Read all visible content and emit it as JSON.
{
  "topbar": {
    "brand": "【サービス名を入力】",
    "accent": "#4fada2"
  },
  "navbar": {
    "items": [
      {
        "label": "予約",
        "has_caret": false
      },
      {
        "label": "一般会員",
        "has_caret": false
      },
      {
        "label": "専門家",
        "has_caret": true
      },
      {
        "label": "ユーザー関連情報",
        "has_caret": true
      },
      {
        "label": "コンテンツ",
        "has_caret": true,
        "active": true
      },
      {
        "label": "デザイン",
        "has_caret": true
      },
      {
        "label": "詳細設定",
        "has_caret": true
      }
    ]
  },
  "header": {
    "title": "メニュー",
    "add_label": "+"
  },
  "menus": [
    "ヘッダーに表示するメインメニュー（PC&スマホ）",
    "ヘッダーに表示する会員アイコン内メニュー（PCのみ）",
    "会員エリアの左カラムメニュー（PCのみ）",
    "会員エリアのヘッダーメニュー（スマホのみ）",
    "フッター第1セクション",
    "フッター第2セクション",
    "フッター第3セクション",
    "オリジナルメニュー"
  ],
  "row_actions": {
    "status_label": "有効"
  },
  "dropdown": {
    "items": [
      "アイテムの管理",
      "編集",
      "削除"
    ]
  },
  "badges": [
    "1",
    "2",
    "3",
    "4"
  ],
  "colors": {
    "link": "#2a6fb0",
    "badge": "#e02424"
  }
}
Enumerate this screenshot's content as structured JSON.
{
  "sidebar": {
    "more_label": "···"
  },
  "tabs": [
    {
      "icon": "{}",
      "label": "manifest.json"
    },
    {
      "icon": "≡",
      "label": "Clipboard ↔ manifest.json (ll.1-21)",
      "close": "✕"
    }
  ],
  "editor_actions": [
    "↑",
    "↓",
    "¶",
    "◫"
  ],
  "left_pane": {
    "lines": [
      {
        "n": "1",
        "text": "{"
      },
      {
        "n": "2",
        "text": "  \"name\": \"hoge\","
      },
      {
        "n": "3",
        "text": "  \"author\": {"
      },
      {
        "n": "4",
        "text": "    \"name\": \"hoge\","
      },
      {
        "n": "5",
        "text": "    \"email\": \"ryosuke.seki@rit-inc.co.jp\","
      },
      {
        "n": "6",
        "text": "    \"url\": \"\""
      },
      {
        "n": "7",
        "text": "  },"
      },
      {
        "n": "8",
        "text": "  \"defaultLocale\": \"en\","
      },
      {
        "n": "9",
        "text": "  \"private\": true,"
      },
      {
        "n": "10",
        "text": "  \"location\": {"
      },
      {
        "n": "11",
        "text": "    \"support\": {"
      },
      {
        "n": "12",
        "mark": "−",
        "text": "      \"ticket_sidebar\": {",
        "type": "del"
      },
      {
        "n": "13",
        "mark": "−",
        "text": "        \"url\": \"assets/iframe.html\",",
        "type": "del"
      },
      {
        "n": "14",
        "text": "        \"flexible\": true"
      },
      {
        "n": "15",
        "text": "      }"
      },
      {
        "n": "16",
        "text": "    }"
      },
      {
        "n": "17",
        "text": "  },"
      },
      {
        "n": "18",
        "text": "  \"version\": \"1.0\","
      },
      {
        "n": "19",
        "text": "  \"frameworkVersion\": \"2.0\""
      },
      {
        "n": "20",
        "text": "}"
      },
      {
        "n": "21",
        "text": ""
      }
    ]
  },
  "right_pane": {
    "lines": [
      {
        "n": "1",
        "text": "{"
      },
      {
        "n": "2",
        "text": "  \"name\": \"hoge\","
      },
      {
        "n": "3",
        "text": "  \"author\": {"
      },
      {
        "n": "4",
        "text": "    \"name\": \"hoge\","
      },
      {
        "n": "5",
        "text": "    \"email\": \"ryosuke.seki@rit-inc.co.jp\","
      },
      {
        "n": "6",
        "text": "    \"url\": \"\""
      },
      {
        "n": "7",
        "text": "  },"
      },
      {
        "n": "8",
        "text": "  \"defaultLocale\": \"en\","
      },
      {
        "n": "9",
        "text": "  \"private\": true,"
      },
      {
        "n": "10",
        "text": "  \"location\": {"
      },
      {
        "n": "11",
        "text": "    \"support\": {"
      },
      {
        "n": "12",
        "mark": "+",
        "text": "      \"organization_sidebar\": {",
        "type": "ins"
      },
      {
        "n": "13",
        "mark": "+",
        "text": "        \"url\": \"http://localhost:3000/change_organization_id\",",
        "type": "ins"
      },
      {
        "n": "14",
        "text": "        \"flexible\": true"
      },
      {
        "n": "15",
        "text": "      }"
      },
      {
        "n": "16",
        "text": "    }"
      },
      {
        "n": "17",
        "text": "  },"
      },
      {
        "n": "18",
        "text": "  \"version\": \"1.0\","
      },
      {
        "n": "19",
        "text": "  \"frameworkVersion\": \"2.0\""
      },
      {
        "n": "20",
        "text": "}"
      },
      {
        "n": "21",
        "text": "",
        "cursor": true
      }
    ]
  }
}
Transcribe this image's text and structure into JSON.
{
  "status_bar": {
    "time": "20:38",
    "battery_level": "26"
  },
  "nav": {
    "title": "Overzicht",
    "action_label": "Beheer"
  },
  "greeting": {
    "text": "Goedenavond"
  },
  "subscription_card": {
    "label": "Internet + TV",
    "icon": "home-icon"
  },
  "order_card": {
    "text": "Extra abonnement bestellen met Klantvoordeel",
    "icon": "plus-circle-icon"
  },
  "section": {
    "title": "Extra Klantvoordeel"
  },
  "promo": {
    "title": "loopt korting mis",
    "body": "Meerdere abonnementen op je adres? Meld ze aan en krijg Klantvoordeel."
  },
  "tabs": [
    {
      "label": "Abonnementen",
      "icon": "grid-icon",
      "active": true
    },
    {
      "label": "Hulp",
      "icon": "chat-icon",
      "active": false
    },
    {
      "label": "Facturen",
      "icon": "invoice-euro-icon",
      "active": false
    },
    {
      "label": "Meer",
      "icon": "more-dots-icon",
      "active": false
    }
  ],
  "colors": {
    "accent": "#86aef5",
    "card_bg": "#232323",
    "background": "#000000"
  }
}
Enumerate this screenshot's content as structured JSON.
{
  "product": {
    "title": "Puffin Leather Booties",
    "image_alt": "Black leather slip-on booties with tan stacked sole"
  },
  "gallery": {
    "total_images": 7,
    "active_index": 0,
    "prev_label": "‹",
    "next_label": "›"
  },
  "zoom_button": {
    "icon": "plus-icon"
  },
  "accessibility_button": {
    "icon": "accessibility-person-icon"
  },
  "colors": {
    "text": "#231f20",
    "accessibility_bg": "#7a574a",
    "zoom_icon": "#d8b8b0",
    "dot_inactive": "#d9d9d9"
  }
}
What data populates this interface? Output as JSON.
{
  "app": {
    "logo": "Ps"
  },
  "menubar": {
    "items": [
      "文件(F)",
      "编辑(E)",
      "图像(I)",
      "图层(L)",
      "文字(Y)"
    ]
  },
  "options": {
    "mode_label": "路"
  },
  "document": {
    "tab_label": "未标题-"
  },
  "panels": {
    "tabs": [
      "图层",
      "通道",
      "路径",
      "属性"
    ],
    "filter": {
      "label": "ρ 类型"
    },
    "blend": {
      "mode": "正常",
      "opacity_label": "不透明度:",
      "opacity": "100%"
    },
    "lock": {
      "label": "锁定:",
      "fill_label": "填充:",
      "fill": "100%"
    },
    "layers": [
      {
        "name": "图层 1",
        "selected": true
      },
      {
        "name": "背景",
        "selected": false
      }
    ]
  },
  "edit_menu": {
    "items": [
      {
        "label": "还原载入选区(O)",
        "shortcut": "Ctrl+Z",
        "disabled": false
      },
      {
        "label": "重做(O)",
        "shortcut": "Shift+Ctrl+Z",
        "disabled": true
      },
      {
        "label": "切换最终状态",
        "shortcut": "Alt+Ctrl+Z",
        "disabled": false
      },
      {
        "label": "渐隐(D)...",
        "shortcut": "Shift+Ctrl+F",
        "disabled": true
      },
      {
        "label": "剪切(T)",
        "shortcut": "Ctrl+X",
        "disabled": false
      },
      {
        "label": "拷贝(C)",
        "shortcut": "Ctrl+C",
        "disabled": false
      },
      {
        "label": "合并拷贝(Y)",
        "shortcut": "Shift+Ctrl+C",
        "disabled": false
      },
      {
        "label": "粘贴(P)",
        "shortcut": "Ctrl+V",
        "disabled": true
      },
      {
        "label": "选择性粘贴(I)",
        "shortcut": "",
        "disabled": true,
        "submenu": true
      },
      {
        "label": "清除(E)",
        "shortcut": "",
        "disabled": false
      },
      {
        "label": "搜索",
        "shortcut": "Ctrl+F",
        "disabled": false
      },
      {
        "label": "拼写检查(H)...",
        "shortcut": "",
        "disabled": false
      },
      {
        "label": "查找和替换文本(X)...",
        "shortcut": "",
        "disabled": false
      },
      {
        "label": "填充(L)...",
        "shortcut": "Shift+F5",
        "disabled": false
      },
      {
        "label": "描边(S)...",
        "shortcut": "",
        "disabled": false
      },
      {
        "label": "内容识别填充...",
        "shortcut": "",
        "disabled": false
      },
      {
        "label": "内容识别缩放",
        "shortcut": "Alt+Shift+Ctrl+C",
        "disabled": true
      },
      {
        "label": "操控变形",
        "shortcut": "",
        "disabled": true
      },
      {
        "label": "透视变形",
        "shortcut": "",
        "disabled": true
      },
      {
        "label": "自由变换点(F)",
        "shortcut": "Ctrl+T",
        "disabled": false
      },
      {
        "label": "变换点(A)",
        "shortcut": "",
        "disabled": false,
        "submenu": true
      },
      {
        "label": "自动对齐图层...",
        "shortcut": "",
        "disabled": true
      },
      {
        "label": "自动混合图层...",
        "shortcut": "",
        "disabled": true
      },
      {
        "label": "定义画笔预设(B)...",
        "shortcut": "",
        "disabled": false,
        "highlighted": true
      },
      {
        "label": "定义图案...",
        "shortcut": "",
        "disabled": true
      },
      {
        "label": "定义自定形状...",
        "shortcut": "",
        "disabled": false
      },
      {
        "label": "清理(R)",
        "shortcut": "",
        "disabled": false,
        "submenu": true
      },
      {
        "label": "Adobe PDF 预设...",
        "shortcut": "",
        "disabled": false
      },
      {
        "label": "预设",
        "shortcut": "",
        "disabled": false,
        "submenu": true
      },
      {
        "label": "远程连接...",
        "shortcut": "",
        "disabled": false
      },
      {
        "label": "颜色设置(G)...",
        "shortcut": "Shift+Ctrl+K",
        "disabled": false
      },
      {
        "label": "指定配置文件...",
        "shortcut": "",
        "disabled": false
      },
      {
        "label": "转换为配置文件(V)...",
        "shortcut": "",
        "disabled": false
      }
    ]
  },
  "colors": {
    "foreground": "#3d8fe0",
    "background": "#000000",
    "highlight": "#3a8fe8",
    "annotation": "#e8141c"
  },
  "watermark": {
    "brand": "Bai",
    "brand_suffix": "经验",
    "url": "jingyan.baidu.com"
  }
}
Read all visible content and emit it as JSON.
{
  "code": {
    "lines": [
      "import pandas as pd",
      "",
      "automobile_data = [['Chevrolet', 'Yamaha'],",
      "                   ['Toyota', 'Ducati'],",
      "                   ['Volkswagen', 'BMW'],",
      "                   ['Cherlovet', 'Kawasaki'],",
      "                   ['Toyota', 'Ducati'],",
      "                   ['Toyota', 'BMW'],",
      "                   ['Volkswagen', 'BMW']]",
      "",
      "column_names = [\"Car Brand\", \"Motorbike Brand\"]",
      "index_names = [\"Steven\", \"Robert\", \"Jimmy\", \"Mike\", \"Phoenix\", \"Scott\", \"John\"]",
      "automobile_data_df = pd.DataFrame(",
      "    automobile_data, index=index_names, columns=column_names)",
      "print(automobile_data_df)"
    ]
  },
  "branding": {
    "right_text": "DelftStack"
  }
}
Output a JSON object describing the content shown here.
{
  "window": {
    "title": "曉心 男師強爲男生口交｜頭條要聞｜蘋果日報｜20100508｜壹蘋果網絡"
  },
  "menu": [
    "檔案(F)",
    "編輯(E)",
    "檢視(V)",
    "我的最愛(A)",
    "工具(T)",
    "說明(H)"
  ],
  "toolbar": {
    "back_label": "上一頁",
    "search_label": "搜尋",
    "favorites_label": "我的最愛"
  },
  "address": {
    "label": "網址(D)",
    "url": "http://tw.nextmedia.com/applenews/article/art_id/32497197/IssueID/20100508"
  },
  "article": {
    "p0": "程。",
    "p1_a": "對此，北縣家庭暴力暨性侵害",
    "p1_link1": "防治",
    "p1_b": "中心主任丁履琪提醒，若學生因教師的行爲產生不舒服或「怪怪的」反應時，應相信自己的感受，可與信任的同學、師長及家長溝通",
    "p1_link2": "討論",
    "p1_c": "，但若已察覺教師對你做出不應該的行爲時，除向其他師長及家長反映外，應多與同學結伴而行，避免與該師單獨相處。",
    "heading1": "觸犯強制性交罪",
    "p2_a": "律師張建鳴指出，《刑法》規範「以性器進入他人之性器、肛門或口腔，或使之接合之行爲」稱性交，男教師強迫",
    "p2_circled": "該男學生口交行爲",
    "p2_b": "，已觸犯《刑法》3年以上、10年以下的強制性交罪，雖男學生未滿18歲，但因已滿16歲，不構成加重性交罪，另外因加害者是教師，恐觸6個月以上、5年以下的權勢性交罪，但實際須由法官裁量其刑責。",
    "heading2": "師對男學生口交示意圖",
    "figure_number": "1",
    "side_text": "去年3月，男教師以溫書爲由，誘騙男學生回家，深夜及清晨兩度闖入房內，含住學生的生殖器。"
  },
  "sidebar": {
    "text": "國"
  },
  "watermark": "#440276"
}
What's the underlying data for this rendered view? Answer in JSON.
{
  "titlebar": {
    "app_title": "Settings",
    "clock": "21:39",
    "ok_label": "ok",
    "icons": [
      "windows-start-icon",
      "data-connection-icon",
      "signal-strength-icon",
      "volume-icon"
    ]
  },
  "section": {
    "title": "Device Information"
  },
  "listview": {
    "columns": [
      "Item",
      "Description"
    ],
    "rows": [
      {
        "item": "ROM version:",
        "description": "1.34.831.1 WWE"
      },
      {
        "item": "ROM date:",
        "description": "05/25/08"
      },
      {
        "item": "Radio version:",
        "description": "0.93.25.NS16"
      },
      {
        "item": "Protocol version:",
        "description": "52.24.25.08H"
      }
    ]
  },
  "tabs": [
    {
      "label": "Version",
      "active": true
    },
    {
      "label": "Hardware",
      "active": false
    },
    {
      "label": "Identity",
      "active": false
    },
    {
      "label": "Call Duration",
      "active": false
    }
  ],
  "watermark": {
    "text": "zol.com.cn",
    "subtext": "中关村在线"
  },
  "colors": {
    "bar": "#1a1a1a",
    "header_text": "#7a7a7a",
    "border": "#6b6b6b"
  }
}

—————

■ **WHAT IS REQUIRED**
Search the entries for the string "http" and collect each line that has it.

■ **SOLUTION**
        "text": "        \"url\": \"http://localhost:3000/change_organization_id\",",
    "url": "http://tw.nextmedia.com/applenews/article/art_id/32497197/IssueID/20100508"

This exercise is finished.